==== Material for the task
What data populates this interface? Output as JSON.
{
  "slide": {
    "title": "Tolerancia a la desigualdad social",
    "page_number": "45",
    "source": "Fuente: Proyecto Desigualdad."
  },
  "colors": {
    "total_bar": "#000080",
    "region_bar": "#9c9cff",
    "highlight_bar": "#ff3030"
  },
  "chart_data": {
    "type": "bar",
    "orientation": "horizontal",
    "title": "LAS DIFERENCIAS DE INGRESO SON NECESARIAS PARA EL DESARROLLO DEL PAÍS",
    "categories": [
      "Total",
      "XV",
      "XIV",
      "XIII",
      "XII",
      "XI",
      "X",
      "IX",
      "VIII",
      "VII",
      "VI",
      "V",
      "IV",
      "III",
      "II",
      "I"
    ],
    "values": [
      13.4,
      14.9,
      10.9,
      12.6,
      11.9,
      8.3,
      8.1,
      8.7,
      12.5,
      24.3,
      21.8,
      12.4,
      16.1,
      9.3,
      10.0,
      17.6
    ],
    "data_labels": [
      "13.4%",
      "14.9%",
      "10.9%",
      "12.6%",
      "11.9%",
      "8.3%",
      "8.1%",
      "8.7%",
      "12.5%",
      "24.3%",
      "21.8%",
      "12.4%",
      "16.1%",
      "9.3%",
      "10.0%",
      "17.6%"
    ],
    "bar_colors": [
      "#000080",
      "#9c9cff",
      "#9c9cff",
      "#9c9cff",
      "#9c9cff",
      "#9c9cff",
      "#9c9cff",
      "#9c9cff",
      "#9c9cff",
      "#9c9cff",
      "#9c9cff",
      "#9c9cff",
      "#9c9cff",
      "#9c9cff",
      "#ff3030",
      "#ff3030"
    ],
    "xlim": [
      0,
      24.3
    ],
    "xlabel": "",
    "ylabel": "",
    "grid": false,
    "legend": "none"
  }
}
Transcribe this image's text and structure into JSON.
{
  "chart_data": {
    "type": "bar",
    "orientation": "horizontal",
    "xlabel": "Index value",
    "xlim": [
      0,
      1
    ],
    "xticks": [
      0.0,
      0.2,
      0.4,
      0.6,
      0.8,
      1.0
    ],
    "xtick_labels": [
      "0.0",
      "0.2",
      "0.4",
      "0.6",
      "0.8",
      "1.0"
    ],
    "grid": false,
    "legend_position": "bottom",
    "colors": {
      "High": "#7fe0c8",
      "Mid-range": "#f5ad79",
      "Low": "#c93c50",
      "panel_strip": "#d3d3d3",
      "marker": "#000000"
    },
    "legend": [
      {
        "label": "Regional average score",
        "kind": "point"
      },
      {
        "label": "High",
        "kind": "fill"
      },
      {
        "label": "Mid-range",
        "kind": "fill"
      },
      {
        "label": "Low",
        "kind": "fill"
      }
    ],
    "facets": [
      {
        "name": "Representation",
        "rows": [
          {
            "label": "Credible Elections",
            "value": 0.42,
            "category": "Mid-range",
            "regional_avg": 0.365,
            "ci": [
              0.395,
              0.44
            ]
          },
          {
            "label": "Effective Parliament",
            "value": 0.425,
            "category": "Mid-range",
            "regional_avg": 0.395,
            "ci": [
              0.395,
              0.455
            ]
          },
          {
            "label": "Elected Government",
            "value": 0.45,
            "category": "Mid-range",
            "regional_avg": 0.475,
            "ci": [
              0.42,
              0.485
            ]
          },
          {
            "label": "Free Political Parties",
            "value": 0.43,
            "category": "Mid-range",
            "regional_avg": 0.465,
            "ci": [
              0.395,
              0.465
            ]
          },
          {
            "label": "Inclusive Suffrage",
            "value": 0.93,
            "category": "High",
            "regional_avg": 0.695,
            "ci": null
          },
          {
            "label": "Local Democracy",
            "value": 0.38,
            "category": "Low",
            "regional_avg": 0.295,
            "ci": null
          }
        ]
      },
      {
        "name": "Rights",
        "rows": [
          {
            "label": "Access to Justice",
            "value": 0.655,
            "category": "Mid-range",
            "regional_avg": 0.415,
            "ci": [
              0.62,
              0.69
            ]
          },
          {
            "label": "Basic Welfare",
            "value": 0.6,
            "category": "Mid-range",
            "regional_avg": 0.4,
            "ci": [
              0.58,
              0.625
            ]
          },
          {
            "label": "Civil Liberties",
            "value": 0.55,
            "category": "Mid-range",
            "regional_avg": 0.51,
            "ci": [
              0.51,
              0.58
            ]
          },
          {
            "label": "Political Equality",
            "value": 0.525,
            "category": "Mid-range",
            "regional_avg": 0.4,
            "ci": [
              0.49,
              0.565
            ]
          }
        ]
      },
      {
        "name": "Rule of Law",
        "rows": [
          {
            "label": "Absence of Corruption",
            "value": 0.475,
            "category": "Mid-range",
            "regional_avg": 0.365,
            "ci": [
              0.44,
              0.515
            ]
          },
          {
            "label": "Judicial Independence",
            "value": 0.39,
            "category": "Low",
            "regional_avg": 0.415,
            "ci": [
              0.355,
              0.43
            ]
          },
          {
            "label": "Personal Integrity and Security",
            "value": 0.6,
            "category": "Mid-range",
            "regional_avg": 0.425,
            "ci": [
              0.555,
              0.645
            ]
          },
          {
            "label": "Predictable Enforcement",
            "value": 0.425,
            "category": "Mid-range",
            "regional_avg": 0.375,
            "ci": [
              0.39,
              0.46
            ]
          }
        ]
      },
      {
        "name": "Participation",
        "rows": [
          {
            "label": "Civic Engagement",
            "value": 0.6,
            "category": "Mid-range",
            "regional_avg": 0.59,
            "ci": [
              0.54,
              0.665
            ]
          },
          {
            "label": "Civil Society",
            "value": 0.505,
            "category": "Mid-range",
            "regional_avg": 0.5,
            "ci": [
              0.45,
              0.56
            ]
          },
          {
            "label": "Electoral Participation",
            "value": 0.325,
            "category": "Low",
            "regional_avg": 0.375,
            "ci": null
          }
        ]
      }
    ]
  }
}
========
◆ Set problem
Extract every line from the records above that contains the word "this".

◆ Full output
What data populates this interface? Output as JSON.
Transcribe this image's text and structure into JSON.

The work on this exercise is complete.